## START Given records

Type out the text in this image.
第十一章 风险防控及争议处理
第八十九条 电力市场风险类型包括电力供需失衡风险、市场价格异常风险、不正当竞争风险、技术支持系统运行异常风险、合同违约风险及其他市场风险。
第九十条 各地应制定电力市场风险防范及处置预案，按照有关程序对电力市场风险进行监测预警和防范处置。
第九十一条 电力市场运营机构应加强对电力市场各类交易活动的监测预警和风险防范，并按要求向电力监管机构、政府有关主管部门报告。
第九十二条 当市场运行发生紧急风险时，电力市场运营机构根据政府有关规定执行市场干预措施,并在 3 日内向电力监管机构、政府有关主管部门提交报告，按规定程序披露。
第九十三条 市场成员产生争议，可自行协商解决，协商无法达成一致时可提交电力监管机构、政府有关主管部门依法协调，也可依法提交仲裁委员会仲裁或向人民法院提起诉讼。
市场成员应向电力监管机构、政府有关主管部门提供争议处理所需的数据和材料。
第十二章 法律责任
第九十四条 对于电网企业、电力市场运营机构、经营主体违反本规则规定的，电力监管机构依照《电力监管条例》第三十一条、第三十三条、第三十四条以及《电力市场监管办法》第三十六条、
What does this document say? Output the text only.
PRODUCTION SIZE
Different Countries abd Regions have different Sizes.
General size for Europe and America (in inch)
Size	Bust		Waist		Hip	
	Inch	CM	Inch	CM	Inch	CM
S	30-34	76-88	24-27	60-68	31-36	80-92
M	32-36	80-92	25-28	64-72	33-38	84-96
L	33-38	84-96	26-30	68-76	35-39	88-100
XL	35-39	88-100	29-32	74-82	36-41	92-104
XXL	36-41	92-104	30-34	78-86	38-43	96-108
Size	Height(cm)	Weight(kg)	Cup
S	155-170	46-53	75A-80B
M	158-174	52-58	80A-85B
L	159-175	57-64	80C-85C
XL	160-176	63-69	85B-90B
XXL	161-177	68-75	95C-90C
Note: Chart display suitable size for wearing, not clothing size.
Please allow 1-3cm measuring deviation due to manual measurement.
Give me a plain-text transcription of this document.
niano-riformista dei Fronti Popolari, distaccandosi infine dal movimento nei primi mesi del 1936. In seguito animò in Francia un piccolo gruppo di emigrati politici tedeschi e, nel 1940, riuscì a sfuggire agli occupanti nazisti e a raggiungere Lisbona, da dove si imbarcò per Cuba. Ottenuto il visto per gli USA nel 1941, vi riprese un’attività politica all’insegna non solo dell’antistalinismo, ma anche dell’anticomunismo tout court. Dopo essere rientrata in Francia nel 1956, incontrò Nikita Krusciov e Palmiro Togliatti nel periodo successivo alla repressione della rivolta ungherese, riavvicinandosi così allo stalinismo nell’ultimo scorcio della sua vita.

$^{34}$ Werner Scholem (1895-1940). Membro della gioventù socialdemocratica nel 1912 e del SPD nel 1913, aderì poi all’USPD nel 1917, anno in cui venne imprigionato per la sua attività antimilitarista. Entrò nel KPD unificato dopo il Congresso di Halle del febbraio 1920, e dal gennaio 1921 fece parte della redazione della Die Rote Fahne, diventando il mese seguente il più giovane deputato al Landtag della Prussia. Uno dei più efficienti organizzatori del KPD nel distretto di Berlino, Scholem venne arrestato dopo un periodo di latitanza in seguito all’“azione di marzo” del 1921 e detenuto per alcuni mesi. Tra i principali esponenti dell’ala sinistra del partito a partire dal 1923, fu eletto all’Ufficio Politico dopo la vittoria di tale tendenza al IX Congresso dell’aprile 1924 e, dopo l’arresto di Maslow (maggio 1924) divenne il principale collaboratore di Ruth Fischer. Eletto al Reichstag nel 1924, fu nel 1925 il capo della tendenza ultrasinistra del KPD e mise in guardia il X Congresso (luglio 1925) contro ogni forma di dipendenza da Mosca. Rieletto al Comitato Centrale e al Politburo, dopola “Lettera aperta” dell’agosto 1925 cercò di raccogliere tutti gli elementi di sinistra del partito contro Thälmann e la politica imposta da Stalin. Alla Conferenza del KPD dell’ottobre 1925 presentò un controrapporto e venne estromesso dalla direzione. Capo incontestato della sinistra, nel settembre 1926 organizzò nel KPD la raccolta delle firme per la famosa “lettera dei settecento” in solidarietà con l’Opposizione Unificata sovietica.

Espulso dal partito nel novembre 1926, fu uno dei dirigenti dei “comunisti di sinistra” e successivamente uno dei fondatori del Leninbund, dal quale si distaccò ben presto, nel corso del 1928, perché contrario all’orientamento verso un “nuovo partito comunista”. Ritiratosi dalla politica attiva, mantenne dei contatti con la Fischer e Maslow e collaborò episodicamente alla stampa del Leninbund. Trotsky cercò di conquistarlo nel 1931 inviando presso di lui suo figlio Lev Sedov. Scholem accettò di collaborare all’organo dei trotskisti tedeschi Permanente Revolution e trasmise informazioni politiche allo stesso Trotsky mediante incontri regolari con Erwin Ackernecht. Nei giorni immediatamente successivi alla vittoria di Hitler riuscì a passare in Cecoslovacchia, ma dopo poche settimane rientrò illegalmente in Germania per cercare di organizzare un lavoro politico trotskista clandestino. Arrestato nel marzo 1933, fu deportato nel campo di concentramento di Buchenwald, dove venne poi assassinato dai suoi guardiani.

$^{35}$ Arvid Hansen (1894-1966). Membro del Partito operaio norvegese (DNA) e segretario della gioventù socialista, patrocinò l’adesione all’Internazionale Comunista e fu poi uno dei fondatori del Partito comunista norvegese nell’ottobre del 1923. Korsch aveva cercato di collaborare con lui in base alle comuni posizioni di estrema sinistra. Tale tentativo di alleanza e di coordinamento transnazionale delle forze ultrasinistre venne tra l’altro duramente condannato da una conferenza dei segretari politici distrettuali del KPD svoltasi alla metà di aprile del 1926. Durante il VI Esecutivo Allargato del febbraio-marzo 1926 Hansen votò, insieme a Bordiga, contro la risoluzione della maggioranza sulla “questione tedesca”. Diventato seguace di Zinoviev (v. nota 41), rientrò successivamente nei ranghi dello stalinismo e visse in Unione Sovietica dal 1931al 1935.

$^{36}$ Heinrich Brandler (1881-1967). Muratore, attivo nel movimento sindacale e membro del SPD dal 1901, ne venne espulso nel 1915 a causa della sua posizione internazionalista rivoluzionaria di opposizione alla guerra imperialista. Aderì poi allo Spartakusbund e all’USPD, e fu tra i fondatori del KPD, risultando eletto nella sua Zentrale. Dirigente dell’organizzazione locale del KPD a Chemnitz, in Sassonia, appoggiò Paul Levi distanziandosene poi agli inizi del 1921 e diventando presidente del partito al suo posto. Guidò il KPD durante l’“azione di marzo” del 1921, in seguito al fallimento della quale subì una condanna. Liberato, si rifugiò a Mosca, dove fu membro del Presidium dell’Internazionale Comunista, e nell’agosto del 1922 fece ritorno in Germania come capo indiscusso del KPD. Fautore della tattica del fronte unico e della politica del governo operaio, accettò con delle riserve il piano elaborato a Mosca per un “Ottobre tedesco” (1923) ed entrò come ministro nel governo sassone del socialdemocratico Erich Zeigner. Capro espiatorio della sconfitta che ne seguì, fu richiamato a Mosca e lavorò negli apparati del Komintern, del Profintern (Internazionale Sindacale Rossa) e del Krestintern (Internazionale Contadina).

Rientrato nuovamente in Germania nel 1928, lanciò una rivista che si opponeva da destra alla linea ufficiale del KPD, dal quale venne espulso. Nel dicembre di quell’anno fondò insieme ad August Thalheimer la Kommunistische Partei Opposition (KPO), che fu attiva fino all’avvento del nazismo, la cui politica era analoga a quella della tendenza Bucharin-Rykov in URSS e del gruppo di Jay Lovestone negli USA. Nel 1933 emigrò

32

## END Given records

• [Task requirements]: Extract all of the material exactly as it is written.

• [Finished answer]:
Type out the text in this image.
第十一章 风险防控及争议处理
第八十九条 电力市场风险类型包括电力供需失衡风险、市场价格异常风险、不正当竞争风险、技术支持系统运行异常风险、合同违约风险及其他市场风险。
第九十条 各地应制定电力市场风险防范及处置预案，按照有关程序对电力市场风险进行监测预警和防范处置。
第九十一条 电力市场运营机构应加强对电力市场各类交易活动的监测预警和风险防范，并按要求向电力监管机构、政府有关主管部门报告。
第九十二条 当市场运行发生紧急风险时，电力市场运营机构根据政府有关规定执行市场干预措施,并在 3 日内向电力监管机构、政府有关主管部门提交报告，按规定程序披露。
第九十三条 市场成员产生争议，可自行协商解决，协商无法达成一致时可提交电力监管机构、政府有关主管部门依法协调，也可依法提交仲裁委员会仲裁或向人民法院提起诉讼。
市场成员应向电力监管机构、政府有关主管部门提供争议处理所需的数据和材料。
第十二章 法律责任
第九十四条 对于电网企业、电力市场运营机构、经营主体违反本规则规定的，电力监管机构依照《电力监管条例》第三十一条、第三十三条、第三十四条以及《电力市场监管办法》第三十六条、
What does this document say? Output the text only.
PRODUCTION SIZE
Different Countries abd Regions have different Sizes.
General size for Europe and America (in inch)
Size	Bust		Waist		Hip	
	Inch	CM	Inch	CM	Inch	CM
S	30-34	76-88	24-27	60-68	31-36	80-92
M	32-36	80-92	25-28	64-72	33-38	84-96
L	33-38	84-96	26-30	68-76	35-39	88-100
XL	35-39	88-100	29-32	74-82	36-41	92-104
XXL	36-41	92-104	30-34	78-86	38-43	96-108
Size	Height(cm)	Weight(kg)	Cup
S	155-170	46-53	75A-80B
M	158-174	52-58	80A-85B
L	159-175	57-64	80C-85C
XL	160-176	63-69	85B-90B
XXL	161-177	68-75	95C-90C
Note: Chart display suitable size for wearing, not clothing size.
Please allow 1-3cm measuring deviation due to manual measurement.
Give me a plain-text transcription of this document.
niano-riformista dei Fronti Popolari, distaccandosi infine dal movimento nei primi mesi del 1936. In seguito animò in Francia un piccolo gruppo di emigrati politici tedeschi e, nel 1940, riuscì a sfuggire agli occupanti nazisti e a raggiungere Lisbona, da dove si imbarcò per Cuba. Ottenuto il visto per gli USA nel 1941, vi riprese un’attività politica all’insegna non solo dell’antistalinismo, ma anche dell’anticomunismo tout court. Dopo essere rientrata in Francia nel 1956, incontrò Nikita Krusciov e Palmiro Togliatti nel periodo successivo alla repressione della rivolta ungherese, riavvicinandosi così allo stalinismo nell’ultimo scorcio della sua vita.

$^{34}$ Werner Scholem (1895-1940). Membro della gioventù socialdemocratica nel 1912 e del SPD nel 1913, aderì poi all’USPD nel 1917, anno in cui venne imprigionato per la sua attività antimilitarista. Entrò nel KPD unificato dopo il Congresso di Halle del febbraio 1920, e dal gennaio 1921 fece parte della redazione della Die Rote Fahne, diventando il mese seguente il più giovane deputato al Landtag della Prussia. Uno dei più efficienti organizzatori del KPD nel distretto di Berlino, Scholem venne arrestato dopo un periodo di latitanza in seguito all’“azione di marzo” del 1921 e detenuto per alcuni mesi. Tra i principali esponenti dell’ala sinistra del partito a partire dal 1923, fu eletto all’Ufficio Politico dopo la vittoria di tale tendenza al IX Congresso dell’aprile 1924 e, dopo l’arresto di Maslow (maggio 1924) divenne il principale collaboratore di Ruth Fischer. Eletto al Reichstag nel 1924, fu nel 1925 il capo della tendenza ultrasinistra del KPD e mise in guardia il X Congresso (luglio 1925) contro ogni forma di dipendenza da Mosca. Rieletto al Comitato Centrale e al Politburo, dopola “Lettera aperta” dell’agosto 1925 cercò di raccogliere tutti gli elementi di sinistra del partito contro Thälmann e la politica imposta da Stalin. Alla Conferenza del KPD dell’ottobre 1925 presentò un controrapporto e venne estromesso dalla direzione. Capo incontestato della sinistra, nel settembre 1926 organizzò nel KPD la raccolta delle firme per la famosa “lettera dei settecento” in solidarietà con l’Opposizione Unificata sovietica.

Espulso dal partito nel novembre 1926, fu uno dei dirigenti dei “comunisti di sinistra” e successivamente uno dei fondatori del Leninbund, dal quale si distaccò ben presto, nel corso del 1928, perché contrario all’orientamento verso un “nuovo partito comunista”. Ritiratosi dalla politica attiva, mantenne dei contatti con la Fischer e Maslow e collaborò episodicamente alla stampa del Leninbund. Trotsky cercò di conquistarlo nel 1931 inviando presso di lui suo figlio Lev Sedov. Scholem accettò di collaborare all’organo dei trotskisti tedeschi Permanente Revolution e trasmise informazioni politiche allo stesso Trotsky mediante incontri regolari con Erwin Ackernecht. Nei giorni immediatamente successivi alla vittoria di Hitler riuscì a passare in Cecoslovacchia, ma dopo poche settimane rientrò illegalmente in Germania per cercare di organizzare un lavoro politico trotskista clandestino. Arrestato nel marzo 1933, fu deportato nel campo di concentramento di Buchenwald, dove venne poi assassinato dai suoi guardiani.

$^{35}$ Arvid Hansen (1894-1966). Membro del Partito operaio norvegese (DNA) e segretario della gioventù socialista, patrocinò l’adesione all’Internazionale Comunista e fu poi uno dei fondatori del Partito comunista norvegese nell’ottobre del 1923. Korsch aveva cercato di collaborare con lui in base alle comuni posizioni di estrema sinistra. Tale tentativo di alleanza e di coordinamento transnazionale delle forze ultrasinistre venne tra l’altro duramente condannato da una conferenza dei segretari politici distrettuali del KPD svoltasi alla metà di aprile del 1926. Durante il VI Esecutivo Allargato del febbraio-marzo 1926 Hansen votò, insieme a Bordiga, contro la risoluzione della maggioranza sulla “questione tedesca”. Diventato seguace di Zinoviev (v. nota 41), rientrò successivamente nei ranghi dello stalinismo e visse in Unione Sovietica dal 1931al 1935.

$^{36}$ Heinrich Brandler (1881-1967). Muratore, attivo nel movimento sindacale e membro del SPD dal 1901, ne venne espulso nel 1915 a causa della sua posizione internazionalista rivoluzionaria di opposizione alla guerra imperialista. Aderì poi allo Spartakusbund e all’USPD, e fu tra i fondatori del KPD, risultando eletto nella sua Zentrale. Dirigente dell’organizzazione locale del KPD a Chemnitz, in Sassonia, appoggiò Paul Levi distanziandosene poi agli inizi del 1921 e diventando presidente del partito al suo posto. Guidò il KPD durante l’“azione di marzo” del 1921, in seguito al fallimento della quale subì una condanna. Liberato, si rifugiò a Mosca, dove fu membro del Presidium dell’Internazionale Comunista, e nell’agosto del 1922 fece ritorno in Germania come capo indiscusso del KPD. Fautore della tattica del fronte unico e della politica del governo operaio, accettò con delle riserve il piano elaborato a Mosca per un “Ottobre tedesco” (1923) ed entrò come ministro nel governo sassone del socialdemocratico Erich Zeigner. Capro espiatorio della sconfitta che ne seguì, fu richiamato a Mosca e lavorò negli apparati del Komintern, del Profintern (Internazionale Sindacale Rossa) e del Krestintern (Internazionale Contadina).

Rientrato nuovamente in Germania nel 1928, lanciò una rivista che si opponeva da destra alla linea ufficiale del KPD, dal quale venne espulso. Nel dicembre di quell’anno fondò insieme ad August Thalheimer la Kommunistische Partei Opposition (KPO), che fu attiva fino all’avvento del nazismo, la cui politica era analoga a quella della tendenza Bucharin-Rykov in URSS e del gruppo di Jay Lovestone negli USA. Nel 1933 emigrò

32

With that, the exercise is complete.